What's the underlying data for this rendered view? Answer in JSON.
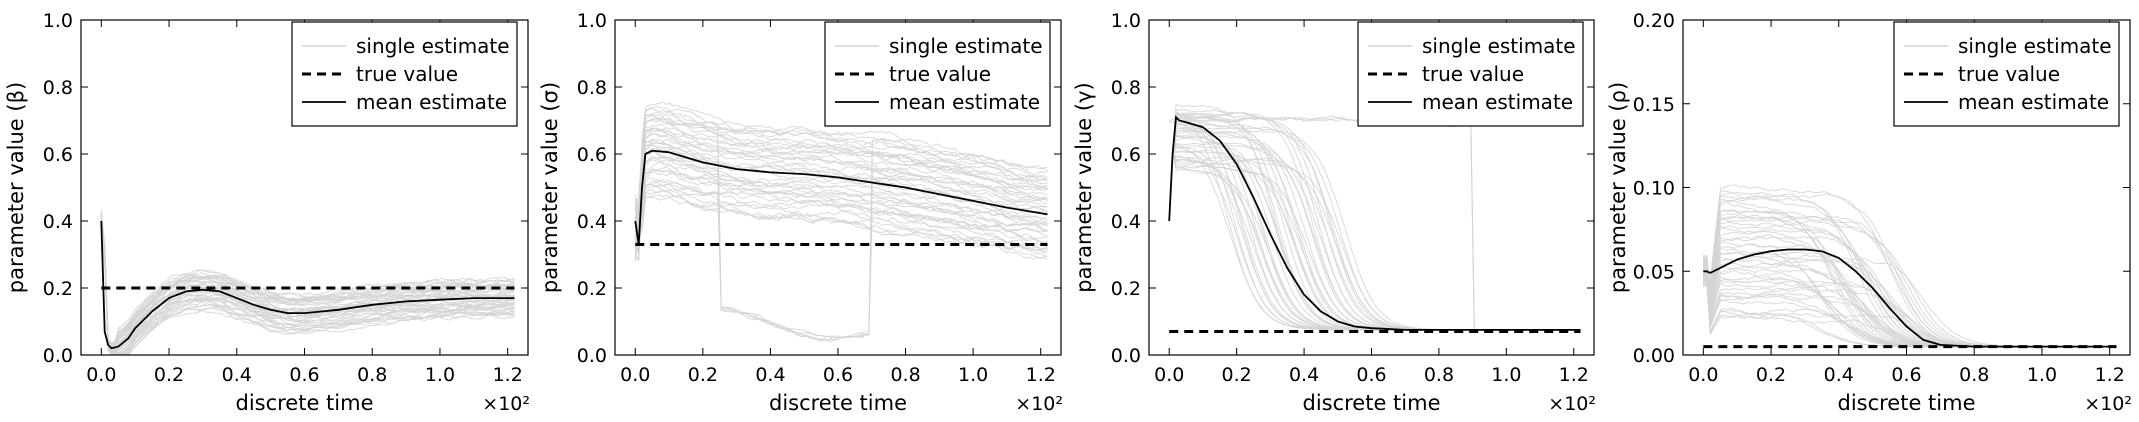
{
  "chart_data": [
    {
      "type": "line",
      "xlabel": "discrete time",
      "ylabel": "parameter value (β)",
      "x_multiplier": "×10²",
      "xlim": [
        -0.06,
        1.26
      ],
      "ylim": [
        0,
        1.0
      ],
      "xticks": [
        "0.0",
        "0.2",
        "0.4",
        "0.6",
        "0.8",
        "1.0",
        "1.2"
      ],
      "yticks": [
        "0.0",
        "0.2",
        "0.4",
        "0.6",
        "0.8",
        "1.0"
      ],
      "legend": [
        "single estimate",
        "true value",
        "mean estimate"
      ],
      "legend_position": "top-right",
      "true_value": 0.2,
      "mean_estimate": {
        "x": [
          0.0,
          0.01,
          0.02,
          0.03,
          0.05,
          0.08,
          0.1,
          0.15,
          0.2,
          0.25,
          0.3,
          0.35,
          0.4,
          0.45,
          0.5,
          0.55,
          0.6,
          0.7,
          0.8,
          0.9,
          1.0,
          1.1,
          1.22
        ],
        "y": [
          0.4,
          0.07,
          0.03,
          0.02,
          0.025,
          0.05,
          0.08,
          0.13,
          0.17,
          0.19,
          0.195,
          0.19,
          0.17,
          0.15,
          0.135,
          0.125,
          0.125,
          0.135,
          0.15,
          0.16,
          0.165,
          0.17,
          0.17
        ]
      },
      "single_estimates": {
        "profile": "beta",
        "count": 45,
        "spread": 0.055,
        "x_max": 1.22
      }
    },
    {
      "type": "line",
      "xlabel": "discrete time",
      "ylabel": "parameter value (σ)",
      "x_multiplier": "×10²",
      "xlim": [
        -0.06,
        1.26
      ],
      "ylim": [
        0,
        1.0
      ],
      "xticks": [
        "0.0",
        "0.2",
        "0.4",
        "0.6",
        "0.8",
        "1.0",
        "1.2"
      ],
      "yticks": [
        "0.0",
        "0.2",
        "0.4",
        "0.6",
        "0.8",
        "1.0"
      ],
      "legend": [
        "single estimate",
        "true value",
        "mean estimate"
      ],
      "legend_position": "top-right",
      "true_value": 0.33,
      "mean_estimate": {
        "x": [
          0.0,
          0.01,
          0.02,
          0.03,
          0.05,
          0.1,
          0.15,
          0.2,
          0.3,
          0.4,
          0.5,
          0.6,
          0.7,
          0.8,
          0.9,
          1.0,
          1.1,
          1.22
        ],
        "y": [
          0.4,
          0.33,
          0.5,
          0.6,
          0.61,
          0.605,
          0.59,
          0.575,
          0.555,
          0.545,
          0.54,
          0.53,
          0.515,
          0.5,
          0.48,
          0.46,
          0.44,
          0.42
        ]
      },
      "single_estimates": {
        "profile": "sigma",
        "count": 45,
        "spread": 0.14,
        "x_max": 1.22
      }
    },
    {
      "type": "line",
      "xlabel": "discrete time",
      "ylabel": "parameter value (γ)",
      "x_multiplier": "×10²",
      "xlim": [
        -0.06,
        1.26
      ],
      "ylim": [
        0,
        1.0
      ],
      "xticks": [
        "0.0",
        "0.2",
        "0.4",
        "0.6",
        "0.8",
        "1.0",
        "1.2"
      ],
      "yticks": [
        "0.0",
        "0.2",
        "0.4",
        "0.6",
        "0.8",
        "1.0"
      ],
      "legend": [
        "single estimate",
        "true value",
        "mean estimate"
      ],
      "legend_position": "top-right",
      "true_value": 0.07,
      "mean_estimate": {
        "x": [
          0.0,
          0.01,
          0.02,
          0.03,
          0.05,
          0.1,
          0.15,
          0.2,
          0.25,
          0.3,
          0.35,
          0.4,
          0.45,
          0.5,
          0.55,
          0.6,
          0.7,
          0.8,
          0.9,
          1.0,
          1.1,
          1.22
        ],
        "y": [
          0.4,
          0.6,
          0.71,
          0.7,
          0.695,
          0.68,
          0.64,
          0.57,
          0.47,
          0.36,
          0.26,
          0.18,
          0.13,
          0.1,
          0.085,
          0.08,
          0.075,
          0.075,
          0.075,
          0.075,
          0.075,
          0.075
        ]
      },
      "single_estimates": {
        "profile": "gamma",
        "count": 45,
        "spread": 0.07,
        "x_max": 1.22
      }
    },
    {
      "type": "line",
      "xlabel": "discrete time",
      "ylabel": "parameter value (ρ)",
      "x_multiplier": "×10²",
      "xlim": [
        -0.06,
        1.26
      ],
      "ylim": [
        0,
        0.2
      ],
      "xticks": [
        "0.0",
        "0.2",
        "0.4",
        "0.6",
        "0.8",
        "1.0",
        "1.2"
      ],
      "yticks": [
        "0.00",
        "0.05",
        "0.10",
        "0.15",
        "0.20"
      ],
      "legend": [
        "single estimate",
        "true value",
        "mean estimate"
      ],
      "legend_position": "top-right",
      "true_value": 0.005,
      "mean_estimate": {
        "x": [
          0.0,
          0.01,
          0.02,
          0.03,
          0.05,
          0.1,
          0.15,
          0.2,
          0.25,
          0.3,
          0.35,
          0.4,
          0.45,
          0.5,
          0.55,
          0.6,
          0.65,
          0.7,
          0.8,
          0.9,
          1.0,
          1.1,
          1.22
        ],
        "y": [
          0.05,
          0.05,
          0.049,
          0.05,
          0.052,
          0.057,
          0.06,
          0.062,
          0.063,
          0.063,
          0.062,
          0.058,
          0.05,
          0.04,
          0.028,
          0.017,
          0.009,
          0.006,
          0.005,
          0.005,
          0.005,
          0.005,
          0.005
        ]
      },
      "single_estimates": {
        "profile": "rho",
        "count": 45,
        "spread": 0.03,
        "x_max": 1.22
      }
    }
  ]
}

▸ **What to work on**: Take the listing above and restate it word for word, without its pictures.

▸ **Exercise answer**:
What's the underlying data for this rendered view? Answer in JSON.
{
  "chart_data": [
    {
      "type": "line",
      "xlabel": "discrete time",
      "ylabel": "parameter value (β)",
      "x_multiplier": "×10²",
      "xlim": [
        -0.06,
        1.26
      ],
      "ylim": [
        0,
        1.0
      ],
      "xticks": [
        "0.0",
        "0.2",
        "0.4",
        "0.6",
        "0.8",
        "1.0",
        "1.2"
      ],
      "yticks": [
        "0.0",
        "0.2",
        "0.4",
        "0.6",
        "0.8",
        "1.0"
      ],
      "legend": [
        "single estimate",
        "true value",
        "mean estimate"
      ],
      "legend_position": "top-right",
      "true_value": 0.2,
      "mean_estimate": {
        "x": [
          0.0,
          0.01,
          0.02,
          0.03,
          0.05,
          0.08,
          0.1,
          0.15,
          0.2,
          0.25,
          0.3,
          0.35,
          0.4,
          0.45,
          0.5,
          0.55,
          0.6,
          0.7,
          0.8,
          0.9,
          1.0,
          1.1,
          1.22
        ],
        "y": [
          0.4,
          0.07,
          0.03,
          0.02,
          0.025,
          0.05,
          0.08,
          0.13,
          0.17,
          0.19,
          0.195,
          0.19,
          0.17,
          0.15,
          0.135,
          0.125,
          0.125,
          0.135,
          0.15,
          0.16,
          0.165,
          0.17,
          0.17
        ]
      },
      "single_estimates": {
        "profile": "beta",
        "count": 45,
        "spread": 0.055,
        "x_max": 1.22
      }
    },
    {
      "type": "line",
      "xlabel": "discrete time",
      "ylabel": "parameter value (σ)",
      "x_multiplier": "×10²",
      "xlim": [
        -0.06,
        1.26
      ],
      "ylim": [
        0,
        1.0
      ],
      "xticks": [
        "0.0",
        "0.2",
        "0.4",
        "0.6",
        "0.8",
        "1.0",
        "1.2"
      ],
      "yticks": [
        "0.0",
        "0.2",
        "0.4",
        "0.6",
        "0.8",
        "1.0"
      ],
      "legend": [
        "single estimate",
        "true value",
        "mean estimate"
      ],
      "legend_position": "top-right",
      "true_value": 0.33,
      "mean_estimate": {
        "x": [
          0.0,
          0.01,
          0.02,
          0.03,
          0.05,
          0.1,
          0.15,
          0.2,
          0.3,
          0.4,
          0.5,
          0.6,
          0.7,
          0.8,
          0.9,
          1.0,
          1.1,
          1.22
        ],
        "y": [
          0.4,
          0.33,
          0.5,
          0.6,
          0.61,
          0.605,
          0.59,
          0.575,
          0.555,
          0.545,
          0.54,
          0.53,
          0.515,
          0.5,
          0.48,
          0.46,
          0.44,
          0.42
        ]
      },
      "single_estimates": {
        "profile": "sigma",
        "count": 45,
        "spread": 0.14,
        "x_max": 1.22
      }
    },
    {
      "type": "line",
      "xlabel": "discrete time",
      "ylabel": "parameter value (γ)",
      "x_multiplier": "×10²",
      "xlim": [
        -0.06,
        1.26
      ],
      "ylim": [
        0,
        1.0
      ],
      "xticks": [
        "0.0",
        "0.2",
        "0.4",
        "0.6",
        "0.8",
        "1.0",
        "1.2"
      ],
      "yticks": [
        "0.0",
        "0.2",
        "0.4",
        "0.6",
        "0.8",
        "1.0"
      ],
      "legend": [
        "single estimate",
        "true value",
        "mean estimate"
      ],
      "legend_position": "top-right",
      "true_value": 0.07,
      "mean_estimate": {
        "x": [
          0.0,
          0.01,
          0.02,
          0.03,
          0.05,
          0.1,
          0.15,
          0.2,
          0.25,
          0.3,
          0.35,
          0.4,
          0.45,
          0.5,
          0.55,
          0.6,
          0.7,
          0.8,
          0.9,
          1.0,
          1.1,
          1.22
        ],
        "y": [
          0.4,
          0.6,
          0.71,
          0.7,
          0.695,
          0.68,
          0.64,
          0.57,
          0.47,
          0.36,
          0.26,
          0.18,
          0.13,
          0.1,
          0.085,
          0.08,
          0.075,
          0.075,
          0.075,
          0.075,
          0.075,
          0.075
        ]
      },
      "single_estimates": {
        "profile": "gamma",
        "count": 45,
        "spread": 0.07,
        "x_max": 1.22
      }
    },
    {
      "type": "line",
      "xlabel": "discrete time",
      "ylabel": "parameter value (ρ)",
      "x_multiplier": "×10²",
      "xlim": [
        -0.06,
        1.26
      ],
      "ylim": [
        0,
        0.2
      ],
      "xticks": [
        "0.0",
        "0.2",
        "0.4",
        "0.6",
        "0.8",
        "1.0",
        "1.2"
      ],
      "yticks": [
        "0.00",
        "0.05",
        "0.10",
        "0.15",
        "0.20"
      ],
      "legend": [
        "single estimate",
        "true value",
        "mean estimate"
      ],
      "legend_position": "top-right",
      "true_value": 0.005,
      "mean_estimate": {
        "x": [
          0.0,
          0.01,
          0.02,
          0.03,
          0.05,
          0.1,
          0.15,
          0.2,
          0.25,
          0.3,
          0.35,
          0.4,
          0.45,
          0.5,
          0.55,
          0.6,
          0.65,
          0.7,
          0.8,
          0.9,
          1.0,
          1.1,
          1.22
        ],
        "y": [
          0.05,
          0.05,
          0.049,
          0.05,
          0.052,
          0.057,
          0.06,
          0.062,
          0.063,
          0.063,
          0.062,
          0.058,
          0.05,
          0.04,
          0.028,
          0.017,
          0.009,
          0.006,
          0.005,
          0.005,
          0.005,
          0.005,
          0.005
        ]
      },
      "single_estimates": {
        "profile": "rho",
        "count": 45,
        "spread": 0.03,
        "x_max": 1.22
      }
    }
  ]
}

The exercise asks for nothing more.